** Begin Records to use **

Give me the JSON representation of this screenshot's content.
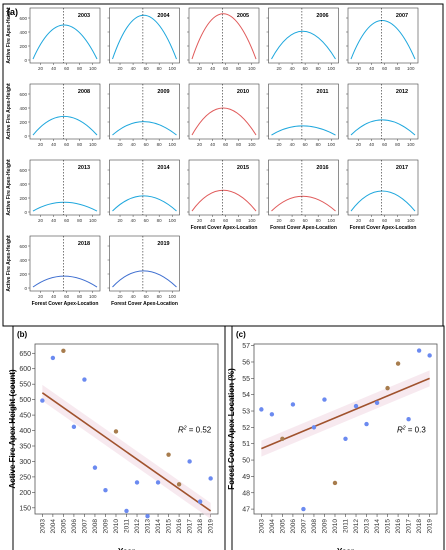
{
  "panel_a": {
    "label": "(a)",
    "years": [
      "2003",
      "2004",
      "2005",
      "2006",
      "2007",
      "2008",
      "2009",
      "2010",
      "2011",
      "2012",
      "2013",
      "2014",
      "2015",
      "2016",
      "2017",
      "2018",
      "2019"
    ],
    "apex_height": [
      500,
      640,
      660,
      410,
      565,
      280,
      205,
      400,
      145,
      230,
      140,
      230,
      310,
      225,
      300,
      170,
      245
    ],
    "highlight": [
      false,
      false,
      true,
      false,
      false,
      false,
      false,
      true,
      false,
      false,
      false,
      false,
      true,
      true,
      false,
      false,
      false
    ],
    "y_ticks": [
      0,
      200,
      400,
      600
    ],
    "x_ticks": [
      20,
      40,
      60,
      80,
      100
    ],
    "y_label": "Active Fire Apex-Height",
    "x_label": "Forest Cover Apex-Location",
    "colors": {
      "normal": "#1ea7dd",
      "highlight": "#e05a5a",
      "blue_alt": "#3f6fd0",
      "dashed": "#222222"
    }
  },
  "chart_data": [
    {
      "type": "scatter",
      "panel": "(b)",
      "x": [
        2003,
        2004,
        2005,
        2006,
        2007,
        2008,
        2009,
        2010,
        2011,
        2012,
        2013,
        2014,
        2015,
        2016,
        2017,
        2018,
        2019
      ],
      "y": [
        497,
        635,
        658,
        412,
        565,
        280,
        207,
        397,
        140,
        232,
        123,
        232,
        322,
        226,
        300,
        170,
        245
      ],
      "point_colors": [
        "#6b8af0",
        "#6b8af0",
        "#a77c4d",
        "#6b8af0",
        "#6b8af0",
        "#6b8af0",
        "#6b8af0",
        "#a77c4d",
        "#6b8af0",
        "#6b8af0",
        "#6b8af0",
        "#6b8af0",
        "#a77c4d",
        "#a77c4d",
        "#6b8af0",
        "#6b8af0",
        "#6b8af0"
      ],
      "fit": {
        "y_start": 522,
        "y_end": 140,
        "color": "#a0522d"
      },
      "r2": "= 0.52",
      "xlabel": "Year",
      "ylabel": "Active Fire Apex-Height (count)",
      "ylim": [
        130,
        680
      ],
      "yticks": [
        150,
        200,
        250,
        300,
        350,
        400,
        450,
        500,
        550,
        600,
        650
      ]
    },
    {
      "type": "scatter",
      "panel": "(c)",
      "x": [
        2003,
        2004,
        2005,
        2006,
        2007,
        2008,
        2009,
        2010,
        2011,
        2012,
        2013,
        2014,
        2015,
        2016,
        2017,
        2018,
        2019
      ],
      "y": [
        53.1,
        52.8,
        51.3,
        53.4,
        47.0,
        52.0,
        53.7,
        48.6,
        51.3,
        53.3,
        52.2,
        53.5,
        54.4,
        55.9,
        52.5,
        56.7,
        56.4
      ],
      "point_colors": [
        "#6b8af0",
        "#6b8af0",
        "#a77c4d",
        "#6b8af0",
        "#6b8af0",
        "#6b8af0",
        "#6b8af0",
        "#a77c4d",
        "#6b8af0",
        "#6b8af0",
        "#6b8af0",
        "#6b8af0",
        "#a77c4d",
        "#a77c4d",
        "#6b8af0",
        "#6b8af0",
        "#6b8af0"
      ],
      "fit": {
        "y_start": 50.7,
        "y_end": 55.0,
        "color": "#a0522d"
      },
      "r2": "= 0.3",
      "xlabel": "Year",
      "ylabel": "Forest Cover Apex-Location (%)",
      "ylim": [
        46.7,
        57.1
      ],
      "yticks": [
        47,
        48,
        49,
        50,
        51,
        52,
        53,
        54,
        55,
        56,
        57
      ]
    }
  ],
  "x_tick_labels": [
    "2003",
    "2004",
    "2005",
    "2006",
    "2007",
    "2008",
    "2009",
    "2010",
    "2011",
    "2012",
    "2013",
    "2014",
    "2015",
    "2016",
    "2017",
    "2018",
    "2019"
  ]
}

** End Records to use **

Stated problem: Select the lines that carry the string "Forest" and copy them.

Exercise response:
    "x_label": "Forest Cover Apex-Location",
      "ylabel": "Forest Cover Apex-Location (%)",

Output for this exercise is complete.